Task details = Write out the material exactly, with the pictures left out.

Listed entries =
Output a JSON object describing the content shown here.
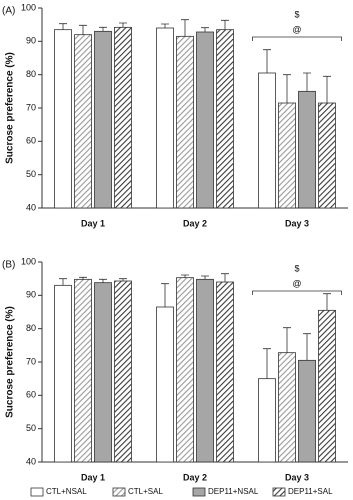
{
  "chart_data": [
    {
      "type": "bar",
      "panel": "(A)",
      "y_label": "Sucrose preference (%)",
      "categories": [
        "Day 1",
        "Day 2",
        "Day 3"
      ],
      "annotations": [
        "$",
        "@"
      ],
      "ylim": [
        40,
        100
      ],
      "yticks": [
        40,
        50,
        60,
        70,
        80,
        90,
        100
      ],
      "series": [
        {
          "name": "CTL+NSAL",
          "color": "#ffffff",
          "hatch": false,
          "values": [
            93.5,
            94,
            80.5
          ],
          "errors": [
            1.8,
            1.2,
            7
          ]
        },
        {
          "name": "CTL+SAL",
          "color": "#9a9a9a",
          "hatch": true,
          "values": [
            92,
            91.5,
            71.5
          ],
          "errors": [
            2.8,
            5,
            8.5
          ]
        },
        {
          "name": "DEP11+NSAL",
          "color": "#a6a6a6",
          "hatch": false,
          "values": [
            93,
            92.8,
            75
          ],
          "errors": [
            1.2,
            1.3,
            5.5
          ]
        },
        {
          "name": "DEP11+SAL",
          "color": "#3a3a3a",
          "hatch": true,
          "values": [
            94.2,
            93.5,
            71.5
          ],
          "errors": [
            1.3,
            2.8,
            8
          ]
        }
      ]
    },
    {
      "type": "bar",
      "panel": "(B)",
      "y_label": "Sucrose preference (%)",
      "categories": [
        "Day 1",
        "Day 2",
        "Day 3"
      ],
      "annotations": [
        "$",
        "@"
      ],
      "ylim": [
        40,
        100
      ],
      "yticks": [
        40,
        50,
        60,
        70,
        80,
        90,
        100
      ],
      "series": [
        {
          "color": "#ffffff",
          "hatch": false,
          "values": [
            93,
            86.5,
            65
          ],
          "errors": [
            2,
            7,
            9
          ]
        },
        {
          "color": "#9a9a9a",
          "hatch": true,
          "values": [
            94.8,
            95.3,
            72.8
          ],
          "errors": [
            0.6,
            0.8,
            7.5
          ]
        },
        {
          "color": "#a6a6a6",
          "hatch": false,
          "values": [
            93.8,
            94.8,
            70.5
          ],
          "errors": [
            1,
            1,
            8
          ]
        },
        {
          "color": "#3a3a3a",
          "hatch": true,
          "values": [
            94.3,
            94,
            85.5
          ],
          "errors": [
            0.7,
            2.5,
            5
          ]
        }
      ]
    }
  ]
}
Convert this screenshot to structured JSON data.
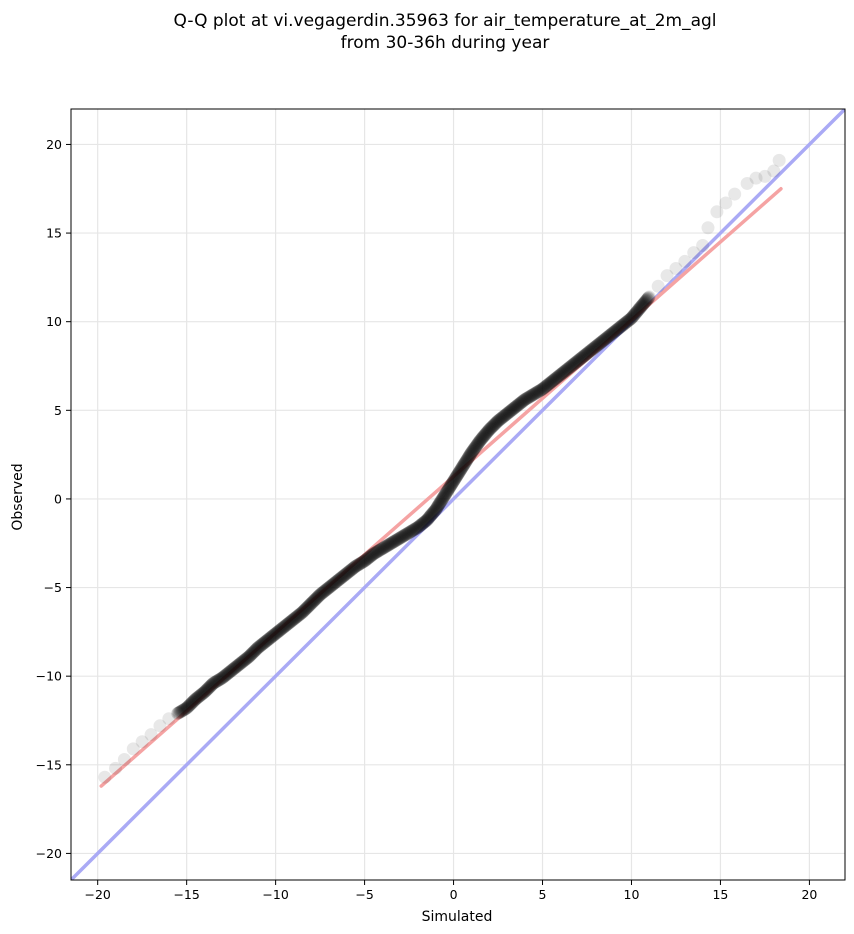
{
  "chart_data": {
    "type": "scatter",
    "title": [
      "Q-Q plot at vi.vegagerdin.35963 for air_temperature_at_2m_agl",
      "from 30-36h during year"
    ],
    "xlabel": "Simulated",
    "ylabel": "Observed",
    "xlim": [
      -21.5,
      22
    ],
    "ylim": [
      -21.5,
      22
    ],
    "xticks": [
      -20,
      -15,
      -10,
      -5,
      0,
      5,
      10,
      15,
      20
    ],
    "yticks": [
      -20,
      -15,
      -10,
      -5,
      0,
      5,
      10,
      15,
      20
    ],
    "xtick_labels": [
      "−20",
      "−15",
      "−10",
      "−5",
      "0",
      "5",
      "10",
      "15",
      "20"
    ],
    "ytick_labels": [
      "−20",
      "−15",
      "−10",
      "−5",
      "0",
      "5",
      "10",
      "15",
      "20"
    ],
    "grid": true,
    "reference_lines": [
      {
        "name": "",
        "color": "#aaaaf5",
        "x": [
          -21.5,
          22
        ],
        "y": [
          -21.5,
          22
        ]
      },
      {
        "name": "",
        "color": "#f5a3a3",
        "x": [
          -19.8,
          18.4
        ],
        "y": [
          -16.2,
          17.5
        ]
      }
    ],
    "quantile_points": {
      "color": "#000000",
      "x": [
        -19.6,
        -19.0,
        -18.5,
        -18.0,
        -17.5,
        -17.0,
        -16.5,
        -16.0,
        -15.5,
        -15.0,
        -14.5,
        -14.0,
        -13.5,
        -13.0,
        -12.5,
        -12.0,
        -11.5,
        -11.0,
        -10.5,
        -10.0,
        -9.5,
        -9.0,
        -8.5,
        -8.0,
        -7.5,
        -7.0,
        -6.5,
        -6.0,
        -5.5,
        -5.0,
        -4.5,
        -4.0,
        -3.5,
        -3.0,
        -2.5,
        -2.0,
        -1.5,
        -1.0,
        -0.5,
        0.0,
        0.5,
        1.0,
        1.5,
        2.0,
        2.5,
        3.0,
        3.5,
        4.0,
        4.5,
        5.0,
        5.5,
        6.0,
        6.5,
        7.0,
        7.5,
        8.0,
        8.5,
        9.0,
        9.5,
        10.0,
        10.5,
        11.0,
        11.5,
        12.0,
        12.5,
        13.0,
        13.5,
        14.0,
        14.3,
        14.8,
        15.3,
        15.8,
        16.5,
        17.0,
        17.5,
        18.0,
        18.3
      ],
      "y": [
        -15.7,
        -15.2,
        -14.7,
        -14.1,
        -13.7,
        -13.3,
        -12.8,
        -12.4,
        -12.1,
        -11.8,
        -11.3,
        -10.9,
        -10.4,
        -10.1,
        -9.7,
        -9.3,
        -8.9,
        -8.4,
        -8.0,
        -7.6,
        -7.2,
        -6.8,
        -6.4,
        -5.9,
        -5.4,
        -5.0,
        -4.6,
        -4.2,
        -3.8,
        -3.5,
        -3.1,
        -2.8,
        -2.5,
        -2.2,
        -1.9,
        -1.6,
        -1.2,
        -0.6,
        0.2,
        1.0,
        1.8,
        2.6,
        3.3,
        3.9,
        4.4,
        4.8,
        5.2,
        5.6,
        5.9,
        6.2,
        6.6,
        7.0,
        7.4,
        7.8,
        8.2,
        8.6,
        9.0,
        9.4,
        9.8,
        10.2,
        10.8,
        11.4,
        12.0,
        12.6,
        13.0,
        13.4,
        13.9,
        14.3,
        15.3,
        16.2,
        16.7,
        17.2,
        17.8,
        18.1,
        18.2,
        18.5,
        19.1
      ]
    }
  }
}
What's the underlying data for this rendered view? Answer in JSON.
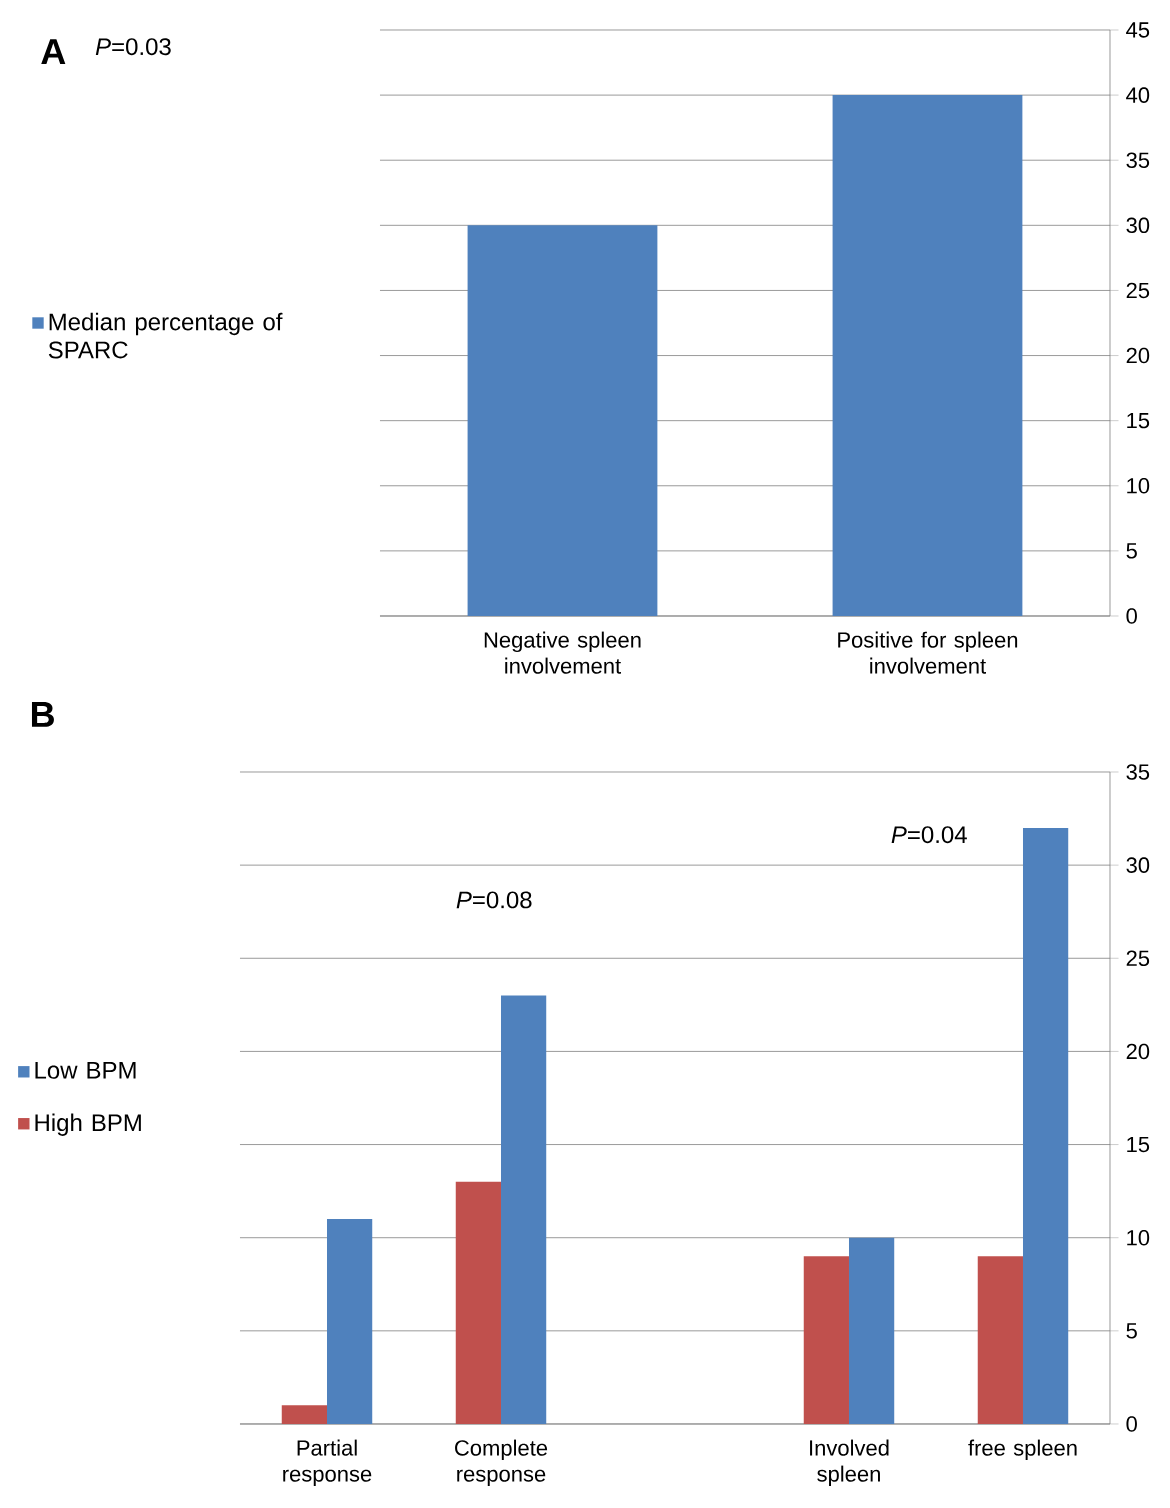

Exercise response =
Output a JSON object describing the content shown here.
{
  "chart_data": [
    {
      "type": "bar",
      "panel": "(A)",
      "y_label": "Sucrose preference (%)",
      "categories": [
        "Day 1",
        "Day 2",
        "Day 3"
      ],
      "annotations": [
        "$",
        "@"
      ],
      "ylim": [
        40,
        100
      ],
      "yticks": [
        40,
        50,
        60,
        70,
        80,
        90,
        100
      ],
      "series": [
        {
          "name": "CTL+NSAL",
          "color": "#ffffff",
          "hatch": false,
          "values": [
            93.5,
            94,
            80.5
          ],
          "errors": [
            1.8,
            1.2,
            7
          ]
        },
        {
          "name": "CTL+SAL",
          "color": "#9a9a9a",
          "hatch": true,
          "values": [
            92,
            91.5,
            71.5
          ],
          "errors": [
            2.8,
            5,
            8.5
          ]
        },
        {
          "name": "DEP11+NSAL",
          "color": "#a6a6a6",
          "hatch": false,
          "values": [
            93,
            92.8,
            75
          ],
          "errors": [
            1.2,
            1.3,
            5.5
          ]
        },
        {
          "name": "DEP11+SAL",
          "color": "#3a3a3a",
          "hatch": true,
          "values": [
            94.2,
            93.5,
            71.5
          ],
          "errors": [
            1.3,
            2.8,
            8
          ]
        }
      ]
    },
    {
      "type": "bar",
      "panel": "(B)",
      "y_label": "Sucrose preference (%)",
      "categories": [
        "Day 1",
        "Day 2",
        "Day 3"
      ],
      "annotations": [
        "$",
        "@"
      ],
      "ylim": [
        40,
        100
      ],
      "yticks": [
        40,
        50,
        60,
        70,
        80,
        90,
        100
      ],
      "series": [
        {
          "color": "#ffffff",
          "hatch": false,
          "values": [
            93,
            86.5,
            65
          ],
          "errors": [
            2,
            7,
            9
          ]
        },
        {
          "color": "#9a9a9a",
          "hatch": true,
          "values": [
            94.8,
            95.3,
            72.8
          ],
          "errors": [
            0.6,
            0.8,
            7.5
          ]
        },
        {
          "color": "#a6a6a6",
          "hatch": false,
          "values": [
            93.8,
            94.8,
            70.5
          ],
          "errors": [
            1,
            1,
            8
          ]
        },
        {
          "color": "#3a3a3a",
          "hatch": true,
          "values": [
            94.3,
            94,
            85.5
          ],
          "errors": [
            0.7,
            2.5,
            5
          ]
        }
      ]
    }
  ]
}
Convert this screenshot to structured JSON data.
{
  "chart_data": {
    "type": "scatter",
    "title": [
      "Q-Q plot at vi.vegagerdin.35963 for air_temperature_at_2m_agl",
      "from 30-36h during year"
    ],
    "xlabel": "Simulated",
    "ylabel": "Observed",
    "xlim": [
      -21.5,
      22
    ],
    "ylim": [
      -21.5,
      22
    ],
    "xticks": [
      -20,
      -15,
      -10,
      -5,
      0,
      5,
      10,
      15,
      20
    ],
    "yticks": [
      -20,
      -15,
      -10,
      -5,
      0,
      5,
      10,
      15,
      20
    ],
    "xtick_labels": [
      "−20",
      "−15",
      "−10",
      "−5",
      "0",
      "5",
      "10",
      "15",
      "20"
    ],
    "ytick_labels": [
      "−20",
      "−15",
      "−10",
      "−5",
      "0",
      "5",
      "10",
      "15",
      "20"
    ],
    "grid": true,
    "reference_lines": [
      {
        "name": "",
        "color": "#aaaaf5",
        "x": [
          -21.5,
          22
        ],
        "y": [
          -21.5,
          22
        ]
      },
      {
        "name": "",
        "color": "#f5a3a3",
        "x": [
          -19.8,
          18.4
        ],
        "y": [
          -16.2,
          17.5
        ]
      }
    ],
    "quantile_points": {
      "color": "#000000",
      "x": [
        -19.6,
        -19.0,
        -18.5,
        -18.0,
        -17.5,
        -17.0,
        -16.5,
        -16.0,
        -15.5,
        -15.0,
        -14.5,
        -14.0,
        -13.5,
        -13.0,
        -12.5,
        -12.0,
        -11.5,
        -11.0,
        -10.5,
        -10.0,
        -9.5,
        -9.0,
        -8.5,
        -8.0,
        -7.5,
        -7.0,
        -6.5,
        -6.0,
        -5.5,
        -5.0,
        -4.5,
        -4.0,
        -3.5,
        -3.0,
        -2.5,
        -2.0,
        -1.5,
        -1.0,
        -0.5,
        0.0,
        0.5,
        1.0,
        1.5,
        2.0,
        2.5,
        3.0,
        3.5,
        4.0,
        4.5,
        5.0,
        5.5,
        6.0,
        6.5,
        7.0,
        7.5,
        8.0,
        8.5,
        9.0,
        9.5,
        10.0,
        10.5,
        11.0,
        11.5,
        12.0,
        12.5,
        13.0,
        13.5,
        14.0,
        14.3,
        14.8,
        15.3,
        15.8,
        16.5,
        17.0,
        17.5,
        18.0,
        18.3
      ],
      "y": [
        -15.7,
        -15.2,
        -14.7,
        -14.1,
        -13.7,
        -13.3,
        -12.8,
        -12.4,
        -12.1,
        -11.8,
        -11.3,
        -10.9,
        -10.4,
        -10.1,
        -9.7,
        -9.3,
        -8.9,
        -8.4,
        -8.0,
        -7.6,
        -7.2,
        -6.8,
        -6.4,
        -5.9,
        -5.4,
        -5.0,
        -4.6,
        -4.2,
        -3.8,
        -3.5,
        -3.1,
        -2.8,
        -2.5,
        -2.2,
        -1.9,
        -1.6,
        -1.2,
        -0.6,
        0.2,
        1.0,
        1.8,
        2.6,
        3.3,
        3.9,
        4.4,
        4.8,
        5.2,
        5.6,
        5.9,
        6.2,
        6.6,
        7.0,
        7.4,
        7.8,
        8.2,
        8.6,
        9.0,
        9.4,
        9.8,
        10.2,
        10.8,
        11.4,
        12.0,
        12.6,
        13.0,
        13.4,
        13.9,
        14.3,
        15.3,
        16.2,
        16.7,
        17.2,
        17.8,
        18.1,
        18.2,
        18.5,
        19.1
      ]
    }
  }
}
What's the underlying data for this rendered view? Answer in JSON.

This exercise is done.